Without the pictures, write out all the lines below exactly as they appear.

TASK MATERIAL:
........

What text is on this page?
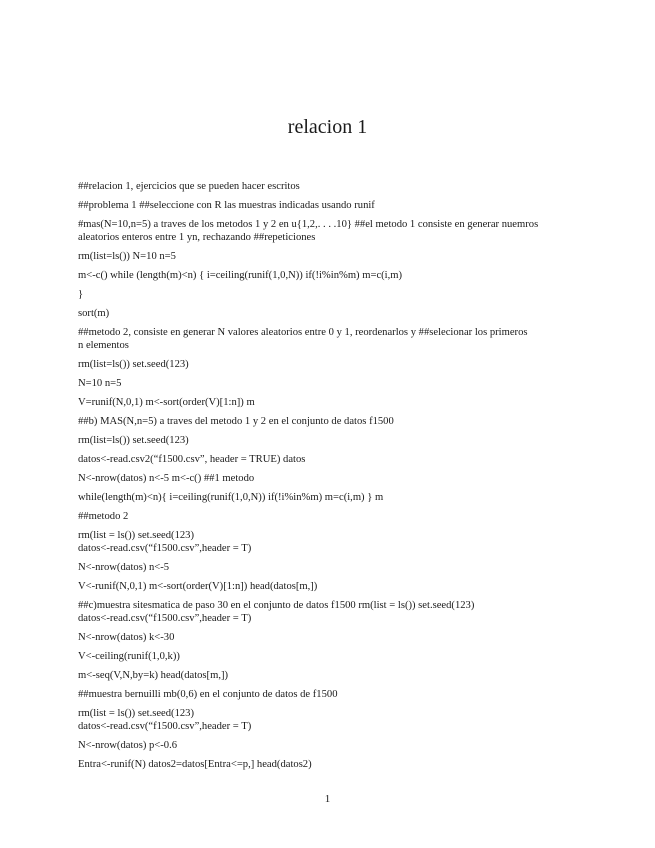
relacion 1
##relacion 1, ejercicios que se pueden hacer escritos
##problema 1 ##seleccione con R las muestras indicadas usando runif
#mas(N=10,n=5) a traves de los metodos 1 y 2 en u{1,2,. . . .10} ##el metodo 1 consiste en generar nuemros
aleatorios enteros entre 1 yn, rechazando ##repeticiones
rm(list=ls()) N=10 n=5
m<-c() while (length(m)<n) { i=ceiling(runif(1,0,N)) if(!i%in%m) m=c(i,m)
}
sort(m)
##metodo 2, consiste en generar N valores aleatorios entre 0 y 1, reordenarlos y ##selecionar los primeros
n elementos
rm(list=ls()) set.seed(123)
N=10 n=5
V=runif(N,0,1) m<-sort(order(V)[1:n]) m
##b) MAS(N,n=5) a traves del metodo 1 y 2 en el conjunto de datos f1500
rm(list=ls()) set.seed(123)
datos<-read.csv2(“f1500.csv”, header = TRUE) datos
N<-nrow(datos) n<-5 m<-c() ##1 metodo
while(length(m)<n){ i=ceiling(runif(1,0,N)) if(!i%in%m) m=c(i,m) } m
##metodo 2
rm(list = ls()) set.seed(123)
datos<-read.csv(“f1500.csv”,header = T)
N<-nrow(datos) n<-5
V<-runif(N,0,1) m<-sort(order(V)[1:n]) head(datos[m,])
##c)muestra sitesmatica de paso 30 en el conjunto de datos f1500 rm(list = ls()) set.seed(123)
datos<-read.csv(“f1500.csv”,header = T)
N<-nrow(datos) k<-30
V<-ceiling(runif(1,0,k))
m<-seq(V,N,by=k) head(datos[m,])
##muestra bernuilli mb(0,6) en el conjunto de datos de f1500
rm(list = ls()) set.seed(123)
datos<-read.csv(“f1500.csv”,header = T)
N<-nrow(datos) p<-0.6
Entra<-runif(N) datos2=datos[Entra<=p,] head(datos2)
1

........

COMPLETE ANSWER:
What text is on this page?
relacion 1
##relacion 1, ejercicios que se pueden hacer escritos
##problema 1 ##seleccione con R las muestras indicadas usando runif
#mas(N=10,n=5) a traves de los metodos 1 y 2 en u{1,2,. . . .10} ##el metodo 1 consiste en generar nuemros
aleatorios enteros entre 1 yn, rechazando ##repeticiones
rm(list=ls()) N=10 n=5
m<-c() while (length(m)<n) { i=ceiling(runif(1,0,N)) if(!i%in%m) m=c(i,m)
}
sort(m)
##metodo 2, consiste en generar N valores aleatorios entre 0 y 1, reordenarlos y ##selecionar los primeros
n elementos
rm(list=ls()) set.seed(123)
N=10 n=5
V=runif(N,0,1) m<-sort(order(V)[1:n]) m
##b) MAS(N,n=5) a traves del metodo 1 y 2 en el conjunto de datos f1500
rm(list=ls()) set.seed(123)
datos<-read.csv2(“f1500.csv”, header = TRUE) datos
N<-nrow(datos) n<-5 m<-c() ##1 metodo
while(length(m)<n){ i=ceiling(runif(1,0,N)) if(!i%in%m) m=c(i,m) } m
##metodo 2
rm(list = ls()) set.seed(123)
datos<-read.csv(“f1500.csv”,header = T)
N<-nrow(datos) n<-5
V<-runif(N,0,1) m<-sort(order(V)[1:n]) head(datos[m,])
##c)muestra sitesmatica de paso 30 en el conjunto de datos f1500 rm(list = ls()) set.seed(123)
datos<-read.csv(“f1500.csv”,header = T)
N<-nrow(datos) k<-30
V<-ceiling(runif(1,0,k))
m<-seq(V,N,by=k) head(datos[m,])
##muestra bernuilli mb(0,6) en el conjunto de datos de f1500
rm(list = ls()) set.seed(123)
datos<-read.csv(“f1500.csv”,header = T)
N<-nrow(datos) p<-0.6
Entra<-runif(N) datos2=datos[Entra<=p,] head(datos2)
1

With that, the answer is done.